* **PROBLEM DETAILS**: Scan the listing below for the word "panel", then copy each line that has it.

* **EXERCISE DATA**:
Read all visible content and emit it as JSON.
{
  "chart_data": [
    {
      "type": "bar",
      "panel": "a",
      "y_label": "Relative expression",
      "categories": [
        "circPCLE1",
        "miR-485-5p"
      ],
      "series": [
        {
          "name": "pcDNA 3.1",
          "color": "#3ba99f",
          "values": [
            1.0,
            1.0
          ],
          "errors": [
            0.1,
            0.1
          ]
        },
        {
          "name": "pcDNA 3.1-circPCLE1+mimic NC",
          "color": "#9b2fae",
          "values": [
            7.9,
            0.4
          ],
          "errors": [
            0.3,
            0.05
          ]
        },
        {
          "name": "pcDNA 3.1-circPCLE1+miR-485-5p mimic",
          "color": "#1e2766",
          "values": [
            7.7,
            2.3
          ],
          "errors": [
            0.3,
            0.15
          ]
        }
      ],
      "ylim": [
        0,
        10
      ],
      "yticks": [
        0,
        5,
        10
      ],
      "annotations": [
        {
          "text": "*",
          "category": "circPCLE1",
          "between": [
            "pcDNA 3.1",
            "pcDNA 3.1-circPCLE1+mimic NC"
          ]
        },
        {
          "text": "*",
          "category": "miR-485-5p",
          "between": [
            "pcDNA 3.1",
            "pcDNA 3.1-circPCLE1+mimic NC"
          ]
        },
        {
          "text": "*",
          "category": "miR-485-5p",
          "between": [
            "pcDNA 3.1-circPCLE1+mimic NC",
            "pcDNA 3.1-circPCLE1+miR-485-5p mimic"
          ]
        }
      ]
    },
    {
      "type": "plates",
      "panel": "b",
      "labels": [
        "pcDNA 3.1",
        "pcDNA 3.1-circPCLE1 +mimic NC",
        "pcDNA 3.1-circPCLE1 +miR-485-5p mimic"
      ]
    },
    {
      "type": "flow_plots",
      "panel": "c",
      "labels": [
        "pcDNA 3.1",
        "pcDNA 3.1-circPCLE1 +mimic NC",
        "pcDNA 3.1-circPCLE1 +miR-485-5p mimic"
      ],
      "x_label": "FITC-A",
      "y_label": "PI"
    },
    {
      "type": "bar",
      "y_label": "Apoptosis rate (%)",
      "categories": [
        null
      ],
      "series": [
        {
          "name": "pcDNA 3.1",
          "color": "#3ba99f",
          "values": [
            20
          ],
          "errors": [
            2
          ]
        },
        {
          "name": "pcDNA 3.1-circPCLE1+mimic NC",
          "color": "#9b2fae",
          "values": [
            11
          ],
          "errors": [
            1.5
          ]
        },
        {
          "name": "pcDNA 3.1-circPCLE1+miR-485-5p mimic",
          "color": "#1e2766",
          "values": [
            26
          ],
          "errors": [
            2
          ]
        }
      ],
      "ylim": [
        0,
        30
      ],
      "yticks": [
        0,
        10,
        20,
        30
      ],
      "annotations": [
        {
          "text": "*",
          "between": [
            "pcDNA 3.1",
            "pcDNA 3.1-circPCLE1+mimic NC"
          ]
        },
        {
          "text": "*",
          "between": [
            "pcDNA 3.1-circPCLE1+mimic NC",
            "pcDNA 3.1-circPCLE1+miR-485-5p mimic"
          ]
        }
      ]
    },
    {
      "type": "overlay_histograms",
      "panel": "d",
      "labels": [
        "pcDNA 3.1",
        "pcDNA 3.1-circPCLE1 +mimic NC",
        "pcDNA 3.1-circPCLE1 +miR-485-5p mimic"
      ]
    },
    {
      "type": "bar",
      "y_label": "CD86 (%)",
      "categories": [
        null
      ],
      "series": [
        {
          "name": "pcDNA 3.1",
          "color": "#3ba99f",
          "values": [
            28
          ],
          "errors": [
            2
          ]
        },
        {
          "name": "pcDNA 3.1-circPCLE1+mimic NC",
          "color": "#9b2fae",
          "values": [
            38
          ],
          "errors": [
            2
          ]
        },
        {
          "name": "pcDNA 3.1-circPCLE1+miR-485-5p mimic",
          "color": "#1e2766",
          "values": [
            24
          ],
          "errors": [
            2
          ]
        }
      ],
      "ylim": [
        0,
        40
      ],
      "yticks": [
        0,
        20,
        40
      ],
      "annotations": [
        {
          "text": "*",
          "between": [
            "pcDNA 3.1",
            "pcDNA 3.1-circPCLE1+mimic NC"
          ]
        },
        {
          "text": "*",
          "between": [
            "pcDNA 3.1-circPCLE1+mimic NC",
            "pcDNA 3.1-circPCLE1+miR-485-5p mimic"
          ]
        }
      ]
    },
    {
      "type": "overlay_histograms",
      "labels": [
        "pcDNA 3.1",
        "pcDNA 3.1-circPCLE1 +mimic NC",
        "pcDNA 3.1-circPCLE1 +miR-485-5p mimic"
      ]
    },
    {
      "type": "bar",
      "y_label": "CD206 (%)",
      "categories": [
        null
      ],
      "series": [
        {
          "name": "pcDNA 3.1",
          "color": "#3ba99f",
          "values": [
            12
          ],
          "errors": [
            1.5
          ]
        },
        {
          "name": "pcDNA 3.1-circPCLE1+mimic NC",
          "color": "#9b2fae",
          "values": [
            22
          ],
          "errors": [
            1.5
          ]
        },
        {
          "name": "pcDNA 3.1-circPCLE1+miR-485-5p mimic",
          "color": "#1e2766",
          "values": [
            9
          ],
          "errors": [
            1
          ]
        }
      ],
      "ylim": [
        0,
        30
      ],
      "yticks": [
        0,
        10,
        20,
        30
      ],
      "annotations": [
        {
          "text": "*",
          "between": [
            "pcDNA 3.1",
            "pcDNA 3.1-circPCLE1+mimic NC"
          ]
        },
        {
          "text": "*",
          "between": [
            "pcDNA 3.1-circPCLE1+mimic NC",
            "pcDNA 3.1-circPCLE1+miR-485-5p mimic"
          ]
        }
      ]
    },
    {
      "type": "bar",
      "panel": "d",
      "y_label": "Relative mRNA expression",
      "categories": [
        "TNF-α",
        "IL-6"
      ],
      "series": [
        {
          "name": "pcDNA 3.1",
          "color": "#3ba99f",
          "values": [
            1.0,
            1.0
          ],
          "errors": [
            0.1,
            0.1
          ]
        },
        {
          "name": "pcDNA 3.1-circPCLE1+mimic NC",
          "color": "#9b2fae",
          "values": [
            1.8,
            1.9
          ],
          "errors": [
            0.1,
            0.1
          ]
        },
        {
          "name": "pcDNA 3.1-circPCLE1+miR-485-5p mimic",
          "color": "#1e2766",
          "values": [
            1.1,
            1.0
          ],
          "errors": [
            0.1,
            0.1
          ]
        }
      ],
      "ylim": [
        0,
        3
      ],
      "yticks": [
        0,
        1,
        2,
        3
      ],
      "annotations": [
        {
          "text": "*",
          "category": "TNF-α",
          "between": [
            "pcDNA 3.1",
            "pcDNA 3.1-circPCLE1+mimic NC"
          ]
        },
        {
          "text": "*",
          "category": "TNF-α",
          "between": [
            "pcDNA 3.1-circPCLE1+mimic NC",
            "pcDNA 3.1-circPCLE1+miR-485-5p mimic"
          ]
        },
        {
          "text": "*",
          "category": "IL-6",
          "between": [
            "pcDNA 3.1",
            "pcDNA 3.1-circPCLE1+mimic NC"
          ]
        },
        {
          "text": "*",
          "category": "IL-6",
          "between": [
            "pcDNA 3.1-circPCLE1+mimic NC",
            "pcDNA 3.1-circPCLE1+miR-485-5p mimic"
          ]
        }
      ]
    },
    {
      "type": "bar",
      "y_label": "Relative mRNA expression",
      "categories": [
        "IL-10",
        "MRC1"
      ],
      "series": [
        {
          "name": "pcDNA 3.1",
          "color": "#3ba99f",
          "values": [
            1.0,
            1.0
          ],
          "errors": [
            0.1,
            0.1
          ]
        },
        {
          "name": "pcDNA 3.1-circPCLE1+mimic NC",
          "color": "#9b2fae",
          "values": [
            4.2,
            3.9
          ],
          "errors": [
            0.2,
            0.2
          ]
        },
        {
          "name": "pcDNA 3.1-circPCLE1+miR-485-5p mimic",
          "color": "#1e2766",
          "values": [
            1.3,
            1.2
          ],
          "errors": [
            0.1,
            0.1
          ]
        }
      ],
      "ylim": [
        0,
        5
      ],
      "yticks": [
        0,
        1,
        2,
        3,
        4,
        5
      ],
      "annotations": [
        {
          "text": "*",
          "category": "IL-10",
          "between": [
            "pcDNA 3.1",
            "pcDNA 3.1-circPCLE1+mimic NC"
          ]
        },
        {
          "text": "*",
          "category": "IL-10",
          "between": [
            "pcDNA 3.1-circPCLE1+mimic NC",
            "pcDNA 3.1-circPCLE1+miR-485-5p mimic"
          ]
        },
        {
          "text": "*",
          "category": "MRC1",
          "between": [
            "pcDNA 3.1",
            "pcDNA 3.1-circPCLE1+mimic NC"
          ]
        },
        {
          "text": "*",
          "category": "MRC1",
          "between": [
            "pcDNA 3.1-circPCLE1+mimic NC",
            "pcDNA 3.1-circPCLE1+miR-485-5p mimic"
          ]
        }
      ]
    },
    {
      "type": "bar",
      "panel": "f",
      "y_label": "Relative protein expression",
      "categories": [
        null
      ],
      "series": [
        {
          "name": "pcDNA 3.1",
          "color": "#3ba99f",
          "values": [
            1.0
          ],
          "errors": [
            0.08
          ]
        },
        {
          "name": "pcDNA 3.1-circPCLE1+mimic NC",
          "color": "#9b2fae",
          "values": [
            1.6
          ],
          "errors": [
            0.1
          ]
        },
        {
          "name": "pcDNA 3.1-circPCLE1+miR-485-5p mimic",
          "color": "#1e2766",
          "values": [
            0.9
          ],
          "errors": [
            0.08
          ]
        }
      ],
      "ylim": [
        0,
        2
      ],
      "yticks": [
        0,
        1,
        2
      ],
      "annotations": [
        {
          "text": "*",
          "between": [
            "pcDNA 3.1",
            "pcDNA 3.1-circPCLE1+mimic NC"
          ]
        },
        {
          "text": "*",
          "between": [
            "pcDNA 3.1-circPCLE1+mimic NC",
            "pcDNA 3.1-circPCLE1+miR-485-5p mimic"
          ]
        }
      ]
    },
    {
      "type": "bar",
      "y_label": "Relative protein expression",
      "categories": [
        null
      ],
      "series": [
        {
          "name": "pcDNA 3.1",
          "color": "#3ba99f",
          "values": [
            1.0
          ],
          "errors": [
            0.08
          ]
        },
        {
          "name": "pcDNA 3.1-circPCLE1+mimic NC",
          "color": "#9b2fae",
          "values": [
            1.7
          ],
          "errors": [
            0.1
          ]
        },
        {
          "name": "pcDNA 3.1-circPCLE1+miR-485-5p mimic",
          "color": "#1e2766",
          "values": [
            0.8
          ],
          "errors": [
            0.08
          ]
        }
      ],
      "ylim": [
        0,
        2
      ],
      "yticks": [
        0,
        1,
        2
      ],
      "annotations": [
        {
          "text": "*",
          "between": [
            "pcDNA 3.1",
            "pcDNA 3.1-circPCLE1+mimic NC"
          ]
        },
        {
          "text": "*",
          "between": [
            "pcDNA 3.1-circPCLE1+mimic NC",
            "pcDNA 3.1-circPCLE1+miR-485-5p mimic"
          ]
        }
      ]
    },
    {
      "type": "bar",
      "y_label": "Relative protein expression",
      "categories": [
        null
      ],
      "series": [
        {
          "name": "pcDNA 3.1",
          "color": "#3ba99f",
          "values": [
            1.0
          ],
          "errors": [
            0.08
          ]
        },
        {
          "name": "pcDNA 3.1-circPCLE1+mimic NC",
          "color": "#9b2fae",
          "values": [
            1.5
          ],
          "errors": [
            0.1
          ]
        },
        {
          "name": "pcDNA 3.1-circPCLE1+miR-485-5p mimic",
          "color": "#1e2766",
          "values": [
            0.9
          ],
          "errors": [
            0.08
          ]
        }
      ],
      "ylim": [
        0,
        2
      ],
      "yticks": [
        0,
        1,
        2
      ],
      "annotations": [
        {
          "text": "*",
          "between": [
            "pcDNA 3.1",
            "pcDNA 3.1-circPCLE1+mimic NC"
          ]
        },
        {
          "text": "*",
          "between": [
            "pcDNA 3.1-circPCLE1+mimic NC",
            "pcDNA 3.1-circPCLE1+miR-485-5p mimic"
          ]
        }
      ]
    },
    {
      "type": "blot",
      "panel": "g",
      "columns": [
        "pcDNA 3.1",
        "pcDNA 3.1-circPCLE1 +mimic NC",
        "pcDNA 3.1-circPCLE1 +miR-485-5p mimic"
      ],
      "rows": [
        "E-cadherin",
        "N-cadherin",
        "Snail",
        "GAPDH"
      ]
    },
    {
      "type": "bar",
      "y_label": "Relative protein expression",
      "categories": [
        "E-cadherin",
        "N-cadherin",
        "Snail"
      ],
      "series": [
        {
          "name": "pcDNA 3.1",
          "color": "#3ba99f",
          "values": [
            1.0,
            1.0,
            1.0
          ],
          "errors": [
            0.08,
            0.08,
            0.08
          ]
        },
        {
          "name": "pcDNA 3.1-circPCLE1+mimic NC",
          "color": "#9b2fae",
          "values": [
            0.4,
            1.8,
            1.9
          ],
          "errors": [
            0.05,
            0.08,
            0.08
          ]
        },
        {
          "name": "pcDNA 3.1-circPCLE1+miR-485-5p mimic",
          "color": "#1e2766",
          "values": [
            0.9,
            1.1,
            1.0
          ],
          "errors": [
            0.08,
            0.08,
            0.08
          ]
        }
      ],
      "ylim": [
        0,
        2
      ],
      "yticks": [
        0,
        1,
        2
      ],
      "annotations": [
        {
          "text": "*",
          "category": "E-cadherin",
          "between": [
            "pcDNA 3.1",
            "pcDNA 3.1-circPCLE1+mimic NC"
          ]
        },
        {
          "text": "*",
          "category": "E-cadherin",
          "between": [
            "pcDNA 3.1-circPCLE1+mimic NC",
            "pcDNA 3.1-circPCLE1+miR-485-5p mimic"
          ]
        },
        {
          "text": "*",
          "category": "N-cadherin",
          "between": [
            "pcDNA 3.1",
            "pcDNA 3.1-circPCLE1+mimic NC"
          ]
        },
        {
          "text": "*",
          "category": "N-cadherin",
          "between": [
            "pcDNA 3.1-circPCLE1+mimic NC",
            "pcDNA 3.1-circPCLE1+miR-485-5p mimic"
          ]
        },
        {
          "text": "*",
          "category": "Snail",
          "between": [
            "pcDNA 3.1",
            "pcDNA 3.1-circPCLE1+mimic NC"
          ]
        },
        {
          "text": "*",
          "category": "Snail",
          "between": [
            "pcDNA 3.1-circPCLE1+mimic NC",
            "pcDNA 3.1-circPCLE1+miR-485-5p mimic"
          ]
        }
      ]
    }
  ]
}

* **ANSWER TO THIS TASK**:
      "panel": "a",
      "panel": "b",
      "panel": "c",
      "panel": "d",
      "panel": "d",
      "panel": "f",
      "panel": "g",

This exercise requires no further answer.